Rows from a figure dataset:
/---

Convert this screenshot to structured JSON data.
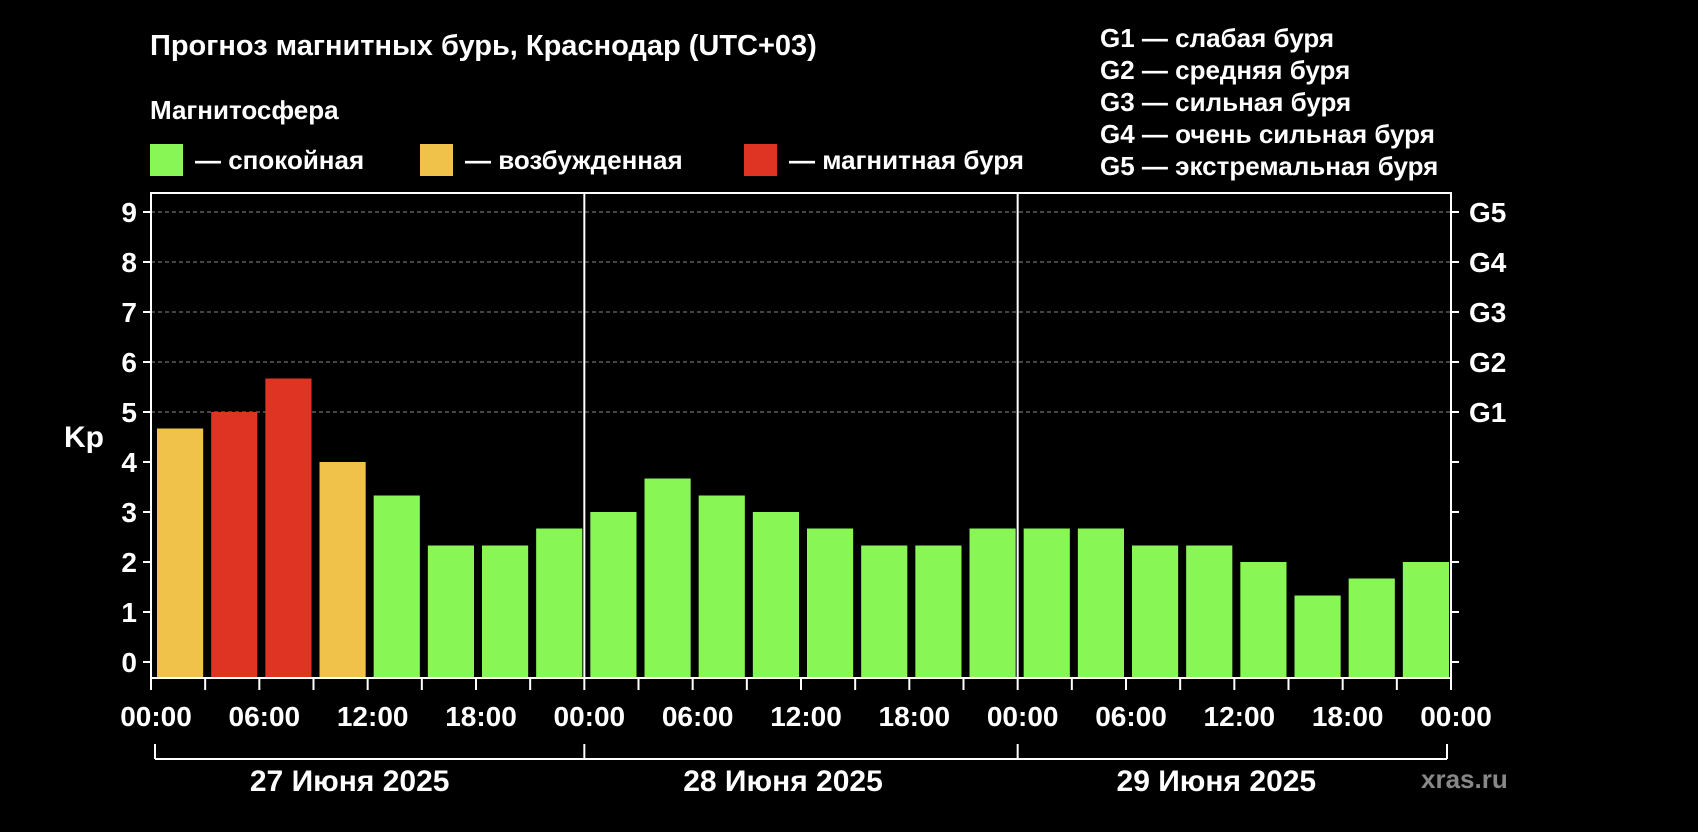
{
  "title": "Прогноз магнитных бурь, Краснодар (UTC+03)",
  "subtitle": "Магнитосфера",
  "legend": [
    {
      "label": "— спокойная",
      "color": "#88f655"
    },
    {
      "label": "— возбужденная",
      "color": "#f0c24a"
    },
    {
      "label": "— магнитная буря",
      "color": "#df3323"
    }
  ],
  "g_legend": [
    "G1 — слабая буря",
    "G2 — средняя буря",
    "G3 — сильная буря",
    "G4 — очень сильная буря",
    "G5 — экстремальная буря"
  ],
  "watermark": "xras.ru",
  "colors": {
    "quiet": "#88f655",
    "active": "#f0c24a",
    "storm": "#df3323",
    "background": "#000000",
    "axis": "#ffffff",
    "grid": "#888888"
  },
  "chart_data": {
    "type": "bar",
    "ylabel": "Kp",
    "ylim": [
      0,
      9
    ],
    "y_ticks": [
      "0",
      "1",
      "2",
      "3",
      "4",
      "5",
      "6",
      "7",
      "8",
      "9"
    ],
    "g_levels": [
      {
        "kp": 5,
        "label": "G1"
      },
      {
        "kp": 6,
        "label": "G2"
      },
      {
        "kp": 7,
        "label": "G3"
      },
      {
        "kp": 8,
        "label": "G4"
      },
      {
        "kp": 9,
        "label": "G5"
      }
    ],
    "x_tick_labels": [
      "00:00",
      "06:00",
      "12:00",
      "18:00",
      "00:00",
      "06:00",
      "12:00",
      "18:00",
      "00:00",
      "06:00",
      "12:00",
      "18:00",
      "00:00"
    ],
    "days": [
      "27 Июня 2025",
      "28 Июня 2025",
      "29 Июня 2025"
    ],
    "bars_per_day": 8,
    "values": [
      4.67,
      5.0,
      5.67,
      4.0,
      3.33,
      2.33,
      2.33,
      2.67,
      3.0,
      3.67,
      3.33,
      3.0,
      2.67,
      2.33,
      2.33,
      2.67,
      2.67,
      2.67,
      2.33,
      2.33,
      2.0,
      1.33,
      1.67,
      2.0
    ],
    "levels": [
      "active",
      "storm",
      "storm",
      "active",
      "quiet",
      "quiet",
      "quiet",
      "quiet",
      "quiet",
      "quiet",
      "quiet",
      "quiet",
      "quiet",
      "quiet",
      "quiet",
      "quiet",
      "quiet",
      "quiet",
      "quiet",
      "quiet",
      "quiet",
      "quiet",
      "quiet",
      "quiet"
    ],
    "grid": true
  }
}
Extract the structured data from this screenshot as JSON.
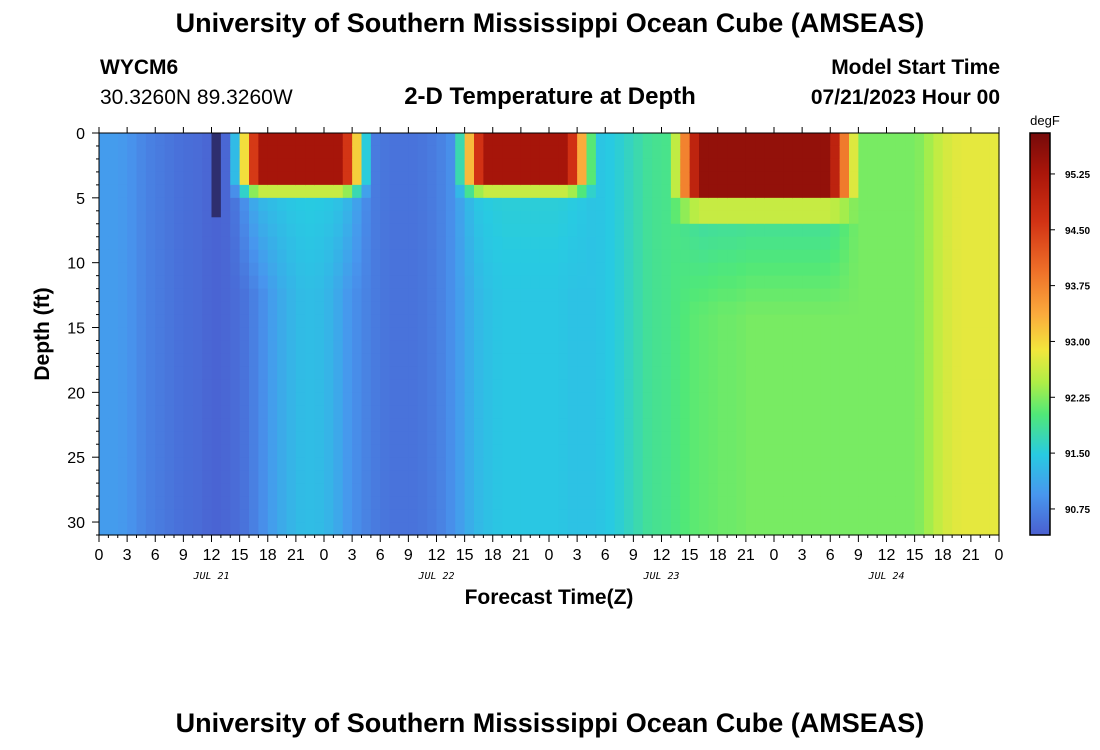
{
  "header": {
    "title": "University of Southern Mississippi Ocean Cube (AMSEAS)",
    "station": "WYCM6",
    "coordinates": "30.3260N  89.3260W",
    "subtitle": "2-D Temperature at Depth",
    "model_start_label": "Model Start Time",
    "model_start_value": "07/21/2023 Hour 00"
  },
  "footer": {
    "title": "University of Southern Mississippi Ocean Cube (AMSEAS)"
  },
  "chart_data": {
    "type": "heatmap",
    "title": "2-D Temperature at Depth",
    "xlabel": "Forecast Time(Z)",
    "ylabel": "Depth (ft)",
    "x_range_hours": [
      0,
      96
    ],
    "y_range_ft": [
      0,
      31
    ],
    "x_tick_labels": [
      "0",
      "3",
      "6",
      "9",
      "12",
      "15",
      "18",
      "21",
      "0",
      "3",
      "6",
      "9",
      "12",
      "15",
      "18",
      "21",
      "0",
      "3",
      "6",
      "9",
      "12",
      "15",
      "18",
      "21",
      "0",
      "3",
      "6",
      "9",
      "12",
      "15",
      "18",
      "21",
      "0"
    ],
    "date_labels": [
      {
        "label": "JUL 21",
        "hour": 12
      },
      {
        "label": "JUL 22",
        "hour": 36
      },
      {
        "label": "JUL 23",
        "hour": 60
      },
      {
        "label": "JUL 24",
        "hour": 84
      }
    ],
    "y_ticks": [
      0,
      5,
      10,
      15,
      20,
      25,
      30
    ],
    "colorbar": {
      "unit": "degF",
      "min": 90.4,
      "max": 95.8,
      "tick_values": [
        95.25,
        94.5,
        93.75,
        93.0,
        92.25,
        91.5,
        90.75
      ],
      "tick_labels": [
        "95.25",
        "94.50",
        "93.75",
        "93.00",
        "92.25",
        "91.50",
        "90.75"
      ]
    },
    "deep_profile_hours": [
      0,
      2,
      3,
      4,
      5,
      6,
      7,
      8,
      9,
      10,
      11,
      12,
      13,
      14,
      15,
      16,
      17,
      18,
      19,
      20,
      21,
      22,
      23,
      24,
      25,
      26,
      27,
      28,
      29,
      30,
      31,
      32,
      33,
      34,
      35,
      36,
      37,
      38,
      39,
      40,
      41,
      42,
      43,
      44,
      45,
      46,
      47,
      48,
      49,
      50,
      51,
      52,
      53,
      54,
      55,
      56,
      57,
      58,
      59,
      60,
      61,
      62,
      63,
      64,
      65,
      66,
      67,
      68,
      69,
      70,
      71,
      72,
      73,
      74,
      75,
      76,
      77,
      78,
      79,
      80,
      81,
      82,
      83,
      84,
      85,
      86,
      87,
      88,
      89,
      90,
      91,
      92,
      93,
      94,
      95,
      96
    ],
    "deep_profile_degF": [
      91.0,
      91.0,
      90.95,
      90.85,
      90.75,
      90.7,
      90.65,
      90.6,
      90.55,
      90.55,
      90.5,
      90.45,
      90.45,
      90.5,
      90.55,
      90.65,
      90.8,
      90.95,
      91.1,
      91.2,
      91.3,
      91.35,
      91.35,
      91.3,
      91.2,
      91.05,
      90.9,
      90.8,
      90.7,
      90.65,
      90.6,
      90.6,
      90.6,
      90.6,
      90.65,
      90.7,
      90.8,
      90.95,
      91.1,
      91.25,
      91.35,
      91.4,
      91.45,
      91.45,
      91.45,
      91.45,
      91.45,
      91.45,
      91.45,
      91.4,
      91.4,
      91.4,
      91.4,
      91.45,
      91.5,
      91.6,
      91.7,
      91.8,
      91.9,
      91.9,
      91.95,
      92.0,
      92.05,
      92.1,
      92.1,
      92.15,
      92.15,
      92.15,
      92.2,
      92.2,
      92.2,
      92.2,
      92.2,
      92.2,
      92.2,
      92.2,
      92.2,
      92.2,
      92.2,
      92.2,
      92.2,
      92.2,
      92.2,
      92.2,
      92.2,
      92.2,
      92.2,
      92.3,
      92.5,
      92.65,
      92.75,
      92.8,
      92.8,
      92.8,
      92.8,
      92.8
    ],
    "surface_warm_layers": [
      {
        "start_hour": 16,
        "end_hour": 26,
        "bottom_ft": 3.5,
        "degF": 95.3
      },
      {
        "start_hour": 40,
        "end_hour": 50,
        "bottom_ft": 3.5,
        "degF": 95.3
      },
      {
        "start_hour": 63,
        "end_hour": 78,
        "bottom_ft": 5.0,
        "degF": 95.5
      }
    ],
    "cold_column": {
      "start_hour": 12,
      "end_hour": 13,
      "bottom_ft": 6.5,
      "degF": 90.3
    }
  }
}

\---
/---

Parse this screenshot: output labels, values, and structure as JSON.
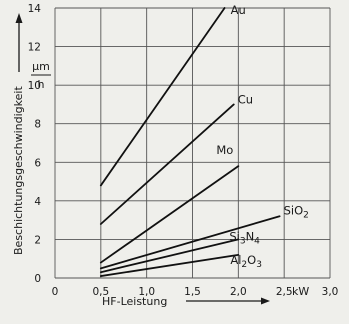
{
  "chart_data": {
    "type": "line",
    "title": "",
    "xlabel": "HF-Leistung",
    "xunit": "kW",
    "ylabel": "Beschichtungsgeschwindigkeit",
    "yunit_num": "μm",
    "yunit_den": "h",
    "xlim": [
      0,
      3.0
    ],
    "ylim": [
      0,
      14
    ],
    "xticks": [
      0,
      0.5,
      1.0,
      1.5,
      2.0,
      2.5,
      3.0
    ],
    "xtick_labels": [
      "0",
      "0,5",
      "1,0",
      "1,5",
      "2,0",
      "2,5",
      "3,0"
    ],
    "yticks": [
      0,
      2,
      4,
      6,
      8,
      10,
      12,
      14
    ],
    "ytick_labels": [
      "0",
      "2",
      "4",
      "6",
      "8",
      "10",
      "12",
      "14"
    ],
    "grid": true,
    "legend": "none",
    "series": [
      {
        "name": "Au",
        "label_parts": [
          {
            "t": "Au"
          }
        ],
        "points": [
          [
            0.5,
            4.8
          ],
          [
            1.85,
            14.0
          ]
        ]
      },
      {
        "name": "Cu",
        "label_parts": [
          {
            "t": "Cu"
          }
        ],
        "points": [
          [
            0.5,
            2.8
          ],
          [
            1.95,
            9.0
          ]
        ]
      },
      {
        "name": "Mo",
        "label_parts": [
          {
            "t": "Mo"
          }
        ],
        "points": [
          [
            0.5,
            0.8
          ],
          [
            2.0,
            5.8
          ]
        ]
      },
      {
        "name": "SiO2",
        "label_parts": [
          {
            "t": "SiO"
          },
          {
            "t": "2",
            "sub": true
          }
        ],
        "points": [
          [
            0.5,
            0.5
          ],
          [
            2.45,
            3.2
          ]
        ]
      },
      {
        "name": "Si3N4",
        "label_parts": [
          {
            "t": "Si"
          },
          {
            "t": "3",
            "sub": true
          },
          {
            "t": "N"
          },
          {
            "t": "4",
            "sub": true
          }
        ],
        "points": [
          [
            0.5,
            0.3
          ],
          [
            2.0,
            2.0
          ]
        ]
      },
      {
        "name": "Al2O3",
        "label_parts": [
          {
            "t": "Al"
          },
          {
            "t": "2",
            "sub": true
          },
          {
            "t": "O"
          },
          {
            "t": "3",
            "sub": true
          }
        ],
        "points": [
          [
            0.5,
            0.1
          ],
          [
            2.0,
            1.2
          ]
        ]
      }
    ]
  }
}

\---

To do:
Say how many lines include the word "subtitle"; reply with the number alone.

Worked solution:
2